- _Directive_:
Each line of the material must be repeated precisely, with the pictures left out.

— begin Provided records —

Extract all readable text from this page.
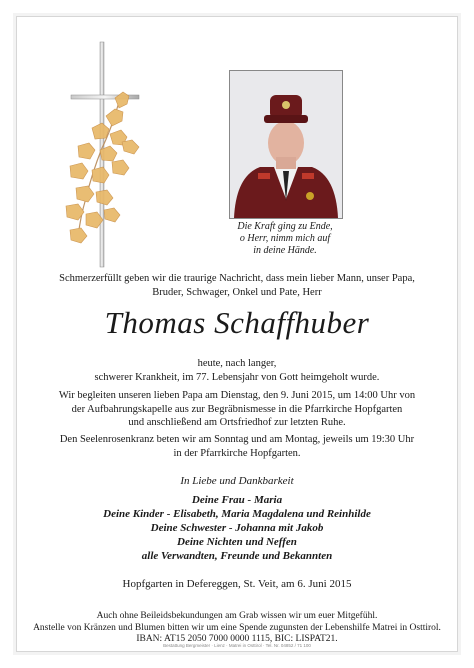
Die Kraft ging zu Ende,
o Herr, nimm mich auf
in deine Hände.
Schmerzerfüllt geben wir die traurige Nachricht, dass mein lieber Mann, unser Papa,
Bruder, Schwager, Onkel und Pate, Herr
Thomas Schaffhuber
heute, nach langer,
schwerer Krankheit, im 77. Lebensjahr von Gott heimgeholt wurde.
Wir begleiten unseren lieben Papa am Dienstag, den 9. Juni 2015, um 14:00 Uhr von
der Aufbahrungskapelle aus zur Begräbnismesse in die Pfarrkirche Hopfgarten
und anschließend am Ortsfriedhof zur letzten Ruhe.
Den Seelenrosenkranz beten wir am Sonntag und am Montag, jeweils um 19:30 Uhr
in der Pfarrkirche Hopfgarten.
In Liebe und Dankbarkeit
Deine Frau - Maria
Deine Kinder - Elisabeth, Maria Magdalena und Reinhilde
Deine Schwester - Johanna mit Jakob
Deine Nichten und Neffen
alle Verwandten, Freunde und Bekannten
Hopfgarten in Defereggen, St. Veit, am 6. Juni 2015
Auch ohne Beileidsbekundungen am Grab wissen wir um euer Mitgefühl.
Anstelle von Kränzen und Blumen bitten wir um eine Spende zugunsten der Lebenshilfe Matrei in Osttirol.
IBAN: AT15 2050 7000 0000 1115, BIC: LISPAT21.
Bestattung Bergmeister · Lienz · Matrei in Osttirol · Tel. Nr. 04852 / 71 100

— end Provided records —

- _Response for this exercise_:
Extract all readable text from this page.
Die Kraft ging zu Ende,
o Herr, nimm mich auf
in deine Hände.
Schmerzerfüllt geben wir die traurige Nachricht, dass mein lieber Mann, unser Papa,
Bruder, Schwager, Onkel und Pate, Herr
Thomas Schaffhuber
heute, nach langer,
schwerer Krankheit, im 77. Lebensjahr von Gott heimgeholt wurde.
Wir begleiten unseren lieben Papa am Dienstag, den 9. Juni 2015, um 14:00 Uhr von
der Aufbahrungskapelle aus zur Begräbnismesse in die Pfarrkirche Hopfgarten
und anschließend am Ortsfriedhof zur letzten Ruhe.
Den Seelenrosenkranz beten wir am Sonntag und am Montag, jeweils um 19:30 Uhr
in der Pfarrkirche Hopfgarten.
In Liebe und Dankbarkeit
Deine Frau - Maria
Deine Kinder - Elisabeth, Maria Magdalena und Reinhilde
Deine Schwester - Johanna mit Jakob
Deine Nichten und Neffen
alle Verwandten, Freunde und Bekannten
Hopfgarten in Defereggen, St. Veit, am 6. Juni 2015
Auch ohne Beileidsbekundungen am Grab wissen wir um euer Mitgefühl.
Anstelle von Kränzen und Blumen bitten wir um eine Spende zugunsten der Lebenshilfe Matrei in Osttirol.
IBAN: AT15 2050 7000 0000 1115, BIC: LISPAT21.
Bestattung Bergmeister · Lienz · Matrei in Osttirol · Tel. Nr. 04852 / 71 100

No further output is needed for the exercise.